(TASK REQUIREMENTS):
Drop the images; return everything else in the listing below exactly.

(EXERCISE INPUT):
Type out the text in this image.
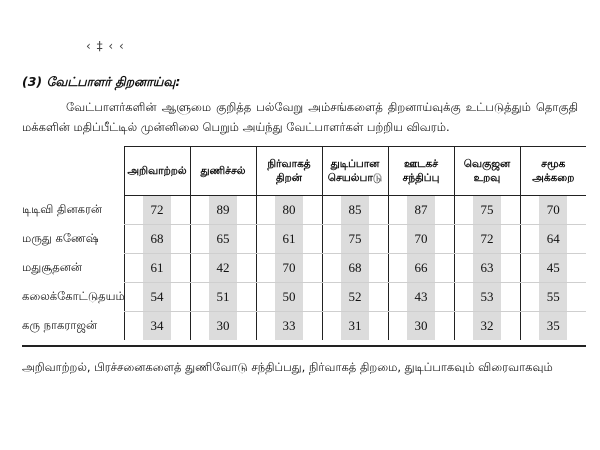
‹ ‡ ‹ ‹
(3) வேட்பாளர் திறனாய்வு:

வேட்பாளர்களின் ஆளுமை குறித்த பல்வேறு அம்சங்களைத் திறனாய்வுக்கு உட்படுத்தும் தொகுதி மக்களின் மதிப்பீட்டில் முன்னிலை பெறும் அய்ந்து வேட்பாளர்கள் பற்றிய விவரம்.

	அறிவாற்றல்	துணிச்சல்	நிர்வாகத் திறன்	துடிப்பான செயல்பாடு	ஊடகச் சந்திப்பு	வெகுஜன உறவு	சமூக அக்கறை
டிடிவி தினகரன்	72	89	80	85	87	75	70
மருது கணேஷ்	68	65	61	75	70	72	64
மதுசூதனன்	61	42	70	68	66	63	45
கலைக்கோட்டுதயம்	54	51	50	52	43	53	55
கரு நாகராஜன்	34	30	33	31	30	32	35

அறிவாற்றல், பிரச்சனைகளைத் துணிவோடு சந்திப்பது, நிர்வாகத் திறமை, துடிப்பாகவும் விரைவாகவும்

(RESULT):
Type out the text in this image.
‹ ‡ ‹ ‹
(3) வேட்பாளர் திறனாய்வு:

வேட்பாளர்களின் ஆளுமை குறித்த பல்வேறு அம்சங்களைத் திறனாய்வுக்கு உட்படுத்தும் தொகுதி மக்களின் மதிப்பீட்டில் முன்னிலை பெறும் அய்ந்து வேட்பாளர்கள் பற்றிய விவரம்.

	அறிவாற்றல்	துணிச்சல்	நிர்வாகத் திறன்	துடிப்பான செயல்பாடு	ஊடகச் சந்திப்பு	வெகுஜன உறவு	சமூக அக்கறை
டிடிவி தினகரன்	72	89	80	85	87	75	70
மருது கணேஷ்	68	65	61	75	70	72	64
மதுசூதனன்	61	42	70	68	66	63	45
கலைக்கோட்டுதயம்	54	51	50	52	43	53	55
கரு நாகராஜன்	34	30	33	31	30	32	35

அறிவாற்றல், பிரச்சனைகளைத் துணிவோடு சந்திப்பது, நிர்வாகத் திறமை, துடிப்பாகவும் விரைவாகவும்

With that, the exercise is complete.